=== Information provided ===

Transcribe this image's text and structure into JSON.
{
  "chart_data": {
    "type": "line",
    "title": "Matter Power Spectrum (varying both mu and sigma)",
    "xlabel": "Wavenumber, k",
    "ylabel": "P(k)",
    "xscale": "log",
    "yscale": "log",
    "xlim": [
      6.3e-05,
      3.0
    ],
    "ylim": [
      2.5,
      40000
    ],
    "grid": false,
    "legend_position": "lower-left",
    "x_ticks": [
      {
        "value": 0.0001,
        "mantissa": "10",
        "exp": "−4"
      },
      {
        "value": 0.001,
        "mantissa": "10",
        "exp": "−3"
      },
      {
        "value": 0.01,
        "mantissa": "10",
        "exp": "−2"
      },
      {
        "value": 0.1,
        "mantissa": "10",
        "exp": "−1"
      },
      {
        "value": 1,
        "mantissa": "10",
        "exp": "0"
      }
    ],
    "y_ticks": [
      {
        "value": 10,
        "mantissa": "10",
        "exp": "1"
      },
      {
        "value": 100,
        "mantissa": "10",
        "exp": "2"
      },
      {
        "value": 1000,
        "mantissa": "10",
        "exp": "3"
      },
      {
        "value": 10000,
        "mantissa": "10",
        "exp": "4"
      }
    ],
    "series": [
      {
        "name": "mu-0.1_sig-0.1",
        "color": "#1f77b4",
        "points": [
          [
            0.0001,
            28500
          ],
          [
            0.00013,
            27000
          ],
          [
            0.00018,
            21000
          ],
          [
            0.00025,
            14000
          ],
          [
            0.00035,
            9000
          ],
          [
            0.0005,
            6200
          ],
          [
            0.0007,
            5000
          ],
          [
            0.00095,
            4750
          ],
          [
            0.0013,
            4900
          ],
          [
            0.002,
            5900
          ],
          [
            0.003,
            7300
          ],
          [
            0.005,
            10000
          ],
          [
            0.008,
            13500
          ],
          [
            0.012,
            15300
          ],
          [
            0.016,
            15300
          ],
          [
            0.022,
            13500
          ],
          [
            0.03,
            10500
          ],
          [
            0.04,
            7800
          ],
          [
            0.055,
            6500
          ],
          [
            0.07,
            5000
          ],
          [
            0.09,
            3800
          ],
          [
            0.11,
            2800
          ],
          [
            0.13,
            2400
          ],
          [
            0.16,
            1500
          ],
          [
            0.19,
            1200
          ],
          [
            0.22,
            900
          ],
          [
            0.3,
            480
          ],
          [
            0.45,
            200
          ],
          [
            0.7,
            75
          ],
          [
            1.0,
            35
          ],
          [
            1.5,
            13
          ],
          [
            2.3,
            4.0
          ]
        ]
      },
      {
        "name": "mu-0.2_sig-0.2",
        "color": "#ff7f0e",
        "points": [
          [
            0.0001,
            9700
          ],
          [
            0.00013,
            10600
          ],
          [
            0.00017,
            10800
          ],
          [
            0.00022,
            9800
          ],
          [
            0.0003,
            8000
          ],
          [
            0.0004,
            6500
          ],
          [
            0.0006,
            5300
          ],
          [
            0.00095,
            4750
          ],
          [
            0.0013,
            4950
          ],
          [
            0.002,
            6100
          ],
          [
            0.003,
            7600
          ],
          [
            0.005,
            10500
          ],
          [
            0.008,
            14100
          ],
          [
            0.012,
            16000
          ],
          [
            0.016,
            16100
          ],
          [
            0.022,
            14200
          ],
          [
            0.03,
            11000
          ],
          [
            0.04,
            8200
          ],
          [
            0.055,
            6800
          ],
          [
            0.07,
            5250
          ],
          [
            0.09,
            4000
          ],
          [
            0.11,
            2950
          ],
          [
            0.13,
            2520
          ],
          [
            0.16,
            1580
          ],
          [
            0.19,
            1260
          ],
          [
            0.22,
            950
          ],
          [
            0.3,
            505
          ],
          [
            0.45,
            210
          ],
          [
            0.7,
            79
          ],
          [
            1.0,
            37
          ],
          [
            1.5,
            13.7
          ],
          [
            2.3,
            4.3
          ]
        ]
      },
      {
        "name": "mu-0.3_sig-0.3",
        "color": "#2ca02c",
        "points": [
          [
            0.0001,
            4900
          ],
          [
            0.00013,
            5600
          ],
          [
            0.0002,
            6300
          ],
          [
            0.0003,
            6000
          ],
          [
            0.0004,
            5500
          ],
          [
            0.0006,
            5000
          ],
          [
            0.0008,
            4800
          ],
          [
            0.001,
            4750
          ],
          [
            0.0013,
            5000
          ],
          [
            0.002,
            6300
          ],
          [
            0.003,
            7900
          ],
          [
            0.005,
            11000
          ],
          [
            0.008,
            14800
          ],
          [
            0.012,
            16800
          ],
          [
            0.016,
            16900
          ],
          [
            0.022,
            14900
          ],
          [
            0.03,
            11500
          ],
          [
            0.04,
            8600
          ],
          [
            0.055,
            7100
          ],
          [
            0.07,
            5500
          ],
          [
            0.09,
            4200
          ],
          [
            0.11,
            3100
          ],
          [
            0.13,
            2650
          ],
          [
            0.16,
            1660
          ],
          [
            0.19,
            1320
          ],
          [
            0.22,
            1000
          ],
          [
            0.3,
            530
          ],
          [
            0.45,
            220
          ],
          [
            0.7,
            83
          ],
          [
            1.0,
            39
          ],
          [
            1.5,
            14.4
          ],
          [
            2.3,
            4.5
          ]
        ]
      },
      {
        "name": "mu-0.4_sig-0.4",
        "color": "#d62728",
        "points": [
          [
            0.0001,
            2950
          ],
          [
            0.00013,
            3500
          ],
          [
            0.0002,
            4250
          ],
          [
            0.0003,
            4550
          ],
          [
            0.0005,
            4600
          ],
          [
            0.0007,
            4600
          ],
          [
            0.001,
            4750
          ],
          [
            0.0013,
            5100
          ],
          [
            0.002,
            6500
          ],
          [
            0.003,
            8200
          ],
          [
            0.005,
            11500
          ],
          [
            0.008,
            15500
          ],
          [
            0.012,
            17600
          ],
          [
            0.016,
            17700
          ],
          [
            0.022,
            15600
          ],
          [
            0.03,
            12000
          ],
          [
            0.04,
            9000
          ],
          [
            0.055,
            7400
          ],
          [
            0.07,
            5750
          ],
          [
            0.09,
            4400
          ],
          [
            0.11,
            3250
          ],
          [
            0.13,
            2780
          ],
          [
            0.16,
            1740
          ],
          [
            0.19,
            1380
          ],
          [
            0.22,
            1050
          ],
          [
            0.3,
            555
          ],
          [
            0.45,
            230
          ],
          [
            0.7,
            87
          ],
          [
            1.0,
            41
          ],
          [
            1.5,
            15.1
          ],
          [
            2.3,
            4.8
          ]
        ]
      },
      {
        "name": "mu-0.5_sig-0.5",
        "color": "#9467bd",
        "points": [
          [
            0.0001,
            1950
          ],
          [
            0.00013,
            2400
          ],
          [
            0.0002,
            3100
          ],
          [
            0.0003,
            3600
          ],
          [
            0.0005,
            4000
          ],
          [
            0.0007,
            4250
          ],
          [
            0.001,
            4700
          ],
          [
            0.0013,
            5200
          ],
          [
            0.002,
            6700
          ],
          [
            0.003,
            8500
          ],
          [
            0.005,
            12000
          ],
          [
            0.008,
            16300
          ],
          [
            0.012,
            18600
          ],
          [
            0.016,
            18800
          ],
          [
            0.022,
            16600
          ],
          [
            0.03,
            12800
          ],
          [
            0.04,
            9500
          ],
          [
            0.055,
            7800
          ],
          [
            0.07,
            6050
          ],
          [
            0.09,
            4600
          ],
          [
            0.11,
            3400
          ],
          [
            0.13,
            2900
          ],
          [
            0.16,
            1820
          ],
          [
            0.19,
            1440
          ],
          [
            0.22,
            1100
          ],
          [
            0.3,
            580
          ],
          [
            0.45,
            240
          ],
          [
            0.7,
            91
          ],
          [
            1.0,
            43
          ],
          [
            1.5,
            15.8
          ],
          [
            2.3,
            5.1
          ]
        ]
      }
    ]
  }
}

===

Of all the lines above, how many contain the word "name"? Answer with only the number.

5